# Exercise aim
Output the entries word for word. Omit images.

Recorded data:

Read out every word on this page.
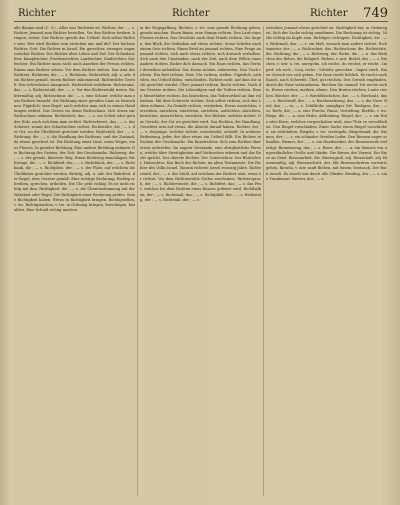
Richter	Richter	Richter 749

alle Bäume sind (C. 9.) ; Alles was Rechtens ist. Richter, der ; — s. Richter. Jemand zum Richter bestellen. Vor den Richter fordern, bringen, treten. Der Richter spricht das Urtheil. Sich selbst Richter sein. Wer wird Richter sein zwischen mir und dir? Der höchste Richter, Gott. Die Richter in Israel. Ein gerechter, strenger, unparteiischer Richter. Der Richter über Leben und Tod. Der Schiedsrichter, Kampfrichter, Friedensrichter, Landrichter, Stadtrichter, Dorfrichter. Ein Richter muss nicht nach Ansehen der Person richten. Einem zum Richter setzen. Vor dem Richter stehen. Das Amt des Richters. Richterin, die ; — s. Richterin. Richterlich, adj. u. adv. dem Richter gemäß, einem Richter zukommend. Richterliche Gewalt. Ein richterlicher Ausspruch. Richterlich verfahren. Richteramt, das ; — s. Richterstuhl, der ; — s. Vor den Richterstuhl treten. Richtermäßig, adj. Richtschnur, die ; — s. eine Schnur, welche man zum Richten braucht, die Richtung einer geraden Linie zu bezeichnen. Figürlich, eine Regel, nach welcher man sich in seinen Handlungen richtet. Das Gesetz sei deine Richtschnur. Sich etwas zur Richtschnur nehmen. Richtscheit, das ; — s. ein Scheit oder gerades Holz, nach welchem man richtet. Richtschwert, das ; — s. das Schwert, womit der Scharfrichter richtet. Richtstätte, die ; — s. der Ort, wo die Übelthäter gerichtet werden. Richtstuhl, der ; — s. Richtung, die ; — s. die Handlung des Richtens, und der Zustand, da etwas gerichtet ist. Die Richtung einer Linie, eines Weges, eines Flusses. In gerader Richtung. Eine andere Richtung nehmen. Die Richtung des Geistes, der Zeit, des Geschmacks. Richtweg, der ; — s. der gerade, kürzeste Weg. Einen Richtweg einschlagen. Richtwage, die ; — s. Richtbeil, das ; — s. Richtblock, der ; — s. Richtbank, die ; — s. Richtplatz, der ; — s. der Platz, auf welchem die Übelthäter gerichtet werden. Richtig, adj. u. adv. der Wahrheit, der Regel, dem Gesetze gemäß. Eine richtige Rechnung. Richtig schreiben, sprechen, urtheilen. Die Uhr geht richtig. Es ist nicht richtig mit ihm. Richtigkeit, die ; — s. die Übereinstimmung mit der Wahrheit oder Regel. Die Richtigkeit einer Rechnung prüfen. Seine Richtigkeit haben. Etwas in Richtigkeit bringen. Richtigstellen, v. trs. Richtigmachen, v. trs. in Ordnung bringen, berichtigen, bezahlen. Eine Schuld richtig machen.

in die Wegegaffung. Richten, v. trs. eine gerade Richtung geben, gerade machen. Einen Baum, eine Stange richten. Den Lauf eines Flusses richten. Das Geschütz nach dem Feinde richten. Die Augen, den Blick, die Gedanken auf etwas richten. Seine Schritte nach einem Orte richten. Einen Brief an jemand richten. Eine Frage an jemand richten. Sich nach etwas richten, sich darnach verhalten. Sich nach den Umständen, nach der Zeit, nach dem Willen eines Andern richten. Richte dich darnach. Ein Haus richten, das Gerüst desselben aufstellen. Das Essen richten, zubereiten. Den Tisch richten. Ein Bett richten. Eine Uhr richten, stellen. Figürlich, urtheilen, ein Urtheil fällen, entscheiden. Richtet nicht, auf dass ihr nicht gerichtet werdet. Über jemand richten. Recht richten. Nach dem Gesetze richten. Die Lebendigen und die Todten richten. Einen Missethäter richten, ihn hinrichten, das Todesurtheil an ihm vollziehen. Mit dem Schwerte richten. Sich selbst richten, sich das Leben nehmen. Zu Grunde richten, verderben. Etwas ausrichten, verrichten, anrichten, einrichten, zurichten, aufrichten, abrichten, berichten, unterrichten, errichten. Der Richter, welcher richtet. Das Gericht, der Ort wo gerichtet wird. Das Richten, die Handlung. Gerichtet sein auf etwas, die Absicht darauf haben. Richter, der ; — s. derjenige, welcher richtet, entscheidet, urtheilt. In weiterer Bedeutung, jeder, der über etwas ein Urtheil fällt. Ein Richter in Sachen des Geschmacks. Ein Kunstrichter. Sich zum Richter über etwas aufwerfen. Im engern Verstande, eine obrigkeitliche Person, welche über Streitigkeiten und Verbrechen erkennt und das Recht spricht. Der oberste Richter. Der Unterrichter. Der Blutrichter, Halsrichter. Das Buch der Richter, im alten Testamente. Die Richter des Volks Israel. Simson richtete Israel zwanzig Jahre. Richterstuhl, der ; — s. der Stuhl, auf welchem der Richter sitzt, wenn er richtet. Vor dem Richterstuhle Gottes erscheinen. Richterspruch, der ; — s. Richterwürde, die ; — s. Richtfest, das ; — s. das Fest, welches bei dem Richten eines Hauses gefeiert wird. Richtbalken, der ; — s. Richtmaß, das ; — s. Richtpfahl, der ; — s. Richtsteig, der ; — s. Richtstab, der ; — s.

zwischen Jemand etwas gerichtet ist. Richtigkeit hat, in Ordnung ist. Sich der Sache richtig annehmen. Die Rechnung ist richtig. Nicht richtig im Kopfe sein. Richtiger, richtigste. Richtigkeit, die ; — s. Richtmaß, das ; — s. ein Maß, wonach man andere richtet. Richtmeister, der ; — s. Richtscheit, das. Richtschnur, die. Richtstätte, die. Richtung, die ; — s. Richtweg, der. Ricke, die ; — n. das Weibchen des Rehes, die Rehgeiß. Ricken, v. intr. Rickel, der ; — s. Riechen, v. intr. u. trs. unregelm. ich rieche, du riechst, er riecht ; Imperf. ich roch ; Conj. röche ; Mittelw. gerochen ; Imper. riech. Einen Geruch von sich geben. Die Rose riecht lieblich. Es riecht nach Rauch, nach Schwefel. Übel, gut riechen. Den Geruch empfinden, durch die Nase wahrnehmen. Riechen Sie einmal! Ich rieche nichts. Etwas riechen, merken, ahnen. Den Braten riechen. Lunte riechen. Riecher, der ; — s. Riechfläschchen, das ; — s. Riechsalz, das ; — s. Riechstoff, der ; — s. Riechwerkzeug, das ; — s. die Nase. Ried, das ; — es, — e. Schilfrohr, sumpfiger Ort. Riedgras, das ; — es. Riefe, die ; — n. eine Furche, Rinne, Vertiefung. Riefeln, v. trs. Riege, die ; — n. eine Reihe, Abtheilung. Riegel, der ; — s. ein Holz oder Eisen, welches vorgeschoben wird, eine Thür zu verschließen. Den Riegel vorschieben. Einer Sache einen Riegel vorschieben, sie verhindern. Riegeln, v. trs. verriegeln. Riegelwand, die. Riemen, der ; — s. ein schmaler Streifen Leder. Den Riemen enger schnallen. Riemer, der ; — s. ein Handwerker, der Riemenwerk verfertigt. Riemenzeug, das ; — s. Riese, der ; — n. ein Mensch von ungewöhnlicher Größe und Stärke. Die Riesen der Vorzeit. Ein Riese an Geist. Riesenarbeit, die. Riesengroß, adj. Riesenhaft, adj. Riesenmäßig, adj. Riesenschritt, der. Mit Riesenschritten vorwärts gehen. Rieseln, v. intr. sanft fließen, mit leisem Geräusch. Der Bach rieselt. Es rieselt mir durch alle Glieder. Riesling, der ; — s. eine Traubenart. Riester, der ; — s.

# Written reply
Read out every word on this page.
Richter	Richter	Richter 749

alle Bäume sind (C. 9.) ; Alles was Rechtens ist. Richter, der ; — s. Richter. Jemand zum Richter bestellen. Vor den Richter fordern, bringen, treten. Der Richter spricht das Urtheil. Sich selbst Richter sein. Wer wird Richter sein zwischen mir und dir? Der höchste Richter, Gott. Die Richter in Israel. Ein gerechter, strenger, unparteiischer Richter. Der Richter über Leben und Tod. Der Schiedsrichter, Kampfrichter, Friedensrichter, Landrichter, Stadtrichter, Dorfrichter. Ein Richter muss nicht nach Ansehen der Person richten. Einem zum Richter setzen. Vor dem Richter stehen. Das Amt des Richters. Richterin, die ; — s. Richterin. Richterlich, adj. u. adv. dem Richter gemäß, einem Richter zukommend. Richterliche Gewalt. Ein richterlicher Ausspruch. Richterlich verfahren. Richteramt, das ; — s. Richterstuhl, der ; — s. Vor den Richterstuhl treten. Richtermäßig, adj. Richtschnur, die ; — s. eine Schnur, welche man zum Richten braucht, die Richtung einer geraden Linie zu bezeichnen. Figürlich, eine Regel, nach welcher man sich in seinen Handlungen richtet. Das Gesetz sei deine Richtschnur. Sich etwas zur Richtschnur nehmen. Richtscheit, das ; — s. ein Scheit oder gerades Holz, nach welchem man richtet. Richtschwert, das ; — s. das Schwert, womit der Scharfrichter richtet. Richtstätte, die ; — s. der Ort, wo die Übelthäter gerichtet werden. Richtstuhl, der ; — s. Richtung, die ; — s. die Handlung des Richtens, und der Zustand, da etwas gerichtet ist. Die Richtung einer Linie, eines Weges, eines Flusses. In gerader Richtung. Eine andere Richtung nehmen. Die Richtung des Geistes, der Zeit, des Geschmacks. Richtweg, der ; — s. der gerade, kürzeste Weg. Einen Richtweg einschlagen. Richtwage, die ; — s. Richtbeil, das ; — s. Richtblock, der ; — s. Richtbank, die ; — s. Richtplatz, der ; — s. der Platz, auf welchem die Übelthäter gerichtet werden. Richtig, adj. u. adv. der Wahrheit, der Regel, dem Gesetze gemäß. Eine richtige Rechnung. Richtig schreiben, sprechen, urtheilen. Die Uhr geht richtig. Es ist nicht richtig mit ihm. Richtigkeit, die ; — s. die Übereinstimmung mit der Wahrheit oder Regel. Die Richtigkeit einer Rechnung prüfen. Seine Richtigkeit haben. Etwas in Richtigkeit bringen. Richtigstellen, v. trs. Richtigmachen, v. trs. in Ordnung bringen, berichtigen, bezahlen. Eine Schuld richtig machen.

in die Wegegaffung. Richten, v. trs. eine gerade Richtung geben, gerade machen. Einen Baum, eine Stange richten. Den Lauf eines Flusses richten. Das Geschütz nach dem Feinde richten. Die Augen, den Blick, die Gedanken auf etwas richten. Seine Schritte nach einem Orte richten. Einen Brief an jemand richten. Eine Frage an jemand richten. Sich nach etwas richten, sich darnach verhalten. Sich nach den Umständen, nach der Zeit, nach dem Willen eines Andern richten. Richte dich darnach. Ein Haus richten, das Gerüst desselben aufstellen. Das Essen richten, zubereiten. Den Tisch richten. Ein Bett richten. Eine Uhr richten, stellen. Figürlich, urtheilen, ein Urtheil fällen, entscheiden. Richtet nicht, auf dass ihr nicht gerichtet werdet. Über jemand richten. Recht richten. Nach dem Gesetze richten. Die Lebendigen und die Todten richten. Einen Missethäter richten, ihn hinrichten, das Todesurtheil an ihm vollziehen. Mit dem Schwerte richten. Sich selbst richten, sich das Leben nehmen. Zu Grunde richten, verderben. Etwas ausrichten, verrichten, anrichten, einrichten, zurichten, aufrichten, abrichten, berichten, unterrichten, errichten. Der Richter, welcher richtet. Das Gericht, der Ort wo gerichtet wird. Das Richten, die Handlung. Gerichtet sein auf etwas, die Absicht darauf haben. Richter, der ; — s. derjenige, welcher richtet, entscheidet, urtheilt. In weiterer Bedeutung, jeder, der über etwas ein Urtheil fällt. Ein Richter in Sachen des Geschmacks. Ein Kunstrichter. Sich zum Richter über etwas aufwerfen. Im engern Verstande, eine obrigkeitliche Person, welche über Streitigkeiten und Verbrechen erkennt und das Recht spricht. Der oberste Richter. Der Unterrichter. Der Blutrichter, Halsrichter. Das Buch der Richter, im alten Testamente. Die Richter des Volks Israel. Simson richtete Israel zwanzig Jahre. Richterstuhl, der ; — s. der Stuhl, auf welchem der Richter sitzt, wenn er richtet. Vor dem Richterstuhle Gottes erscheinen. Richterspruch, der ; — s. Richterwürde, die ; — s. Richtfest, das ; — s. das Fest, welches bei dem Richten eines Hauses gefeiert wird. Richtbalken, der ; — s. Richtmaß, das ; — s. Richtpfahl, der ; — s. Richtsteig, der ; — s. Richtstab, der ; — s.

zwischen Jemand etwas gerichtet ist. Richtigkeit hat, in Ordnung ist. Sich der Sache richtig annehmen. Die Rechnung ist richtig. Nicht richtig im Kopfe sein. Richtiger, richtigste. Richtigkeit, die ; — s. Richtmaß, das ; — s. ein Maß, wonach man andere richtet. Richtmeister, der ; — s. Richtscheit, das. Richtschnur, die. Richtstätte, die. Richtung, die ; — s. Richtweg, der. Ricke, die ; — n. das Weibchen des Rehes, die Rehgeiß. Ricken, v. intr. Rickel, der ; — s. Riechen, v. intr. u. trs. unregelm. ich rieche, du riechst, er riecht ; Imperf. ich roch ; Conj. röche ; Mittelw. gerochen ; Imper. riech. Einen Geruch von sich geben. Die Rose riecht lieblich. Es riecht nach Rauch, nach Schwefel. Übel, gut riechen. Den Geruch empfinden, durch die Nase wahrnehmen. Riechen Sie einmal! Ich rieche nichts. Etwas riechen, merken, ahnen. Den Braten riechen. Lunte riechen. Riecher, der ; — s. Riechfläschchen, das ; — s. Riechsalz, das ; — s. Riechstoff, der ; — s. Riechwerkzeug, das ; — s. die Nase. Ried, das ; — es, — e. Schilfrohr, sumpfiger Ort. Riedgras, das ; — es. Riefe, die ; — n. eine Furche, Rinne, Vertiefung. Riefeln, v. trs. Riege, die ; — n. eine Reihe, Abtheilung. Riegel, der ; — s. ein Holz oder Eisen, welches vorgeschoben wird, eine Thür zu verschließen. Den Riegel vorschieben. Einer Sache einen Riegel vorschieben, sie verhindern. Riegeln, v. trs. verriegeln. Riegelwand, die. Riemen, der ; — s. ein schmaler Streifen Leder. Den Riemen enger schnallen. Riemer, der ; — s. ein Handwerker, der Riemenwerk verfertigt. Riemenzeug, das ; — s. Riese, der ; — n. ein Mensch von ungewöhnlicher Größe und Stärke. Die Riesen der Vorzeit. Ein Riese an Geist. Riesenarbeit, die. Riesengroß, adj. Riesenhaft, adj. Riesenmäßig, adj. Riesenschritt, der. Mit Riesenschritten vorwärts gehen. Rieseln, v. intr. sanft fließen, mit leisem Geräusch. Der Bach rieselt. Es rieselt mir durch alle Glieder. Riesling, der ; — s. eine Traubenart. Riester, der ; — s.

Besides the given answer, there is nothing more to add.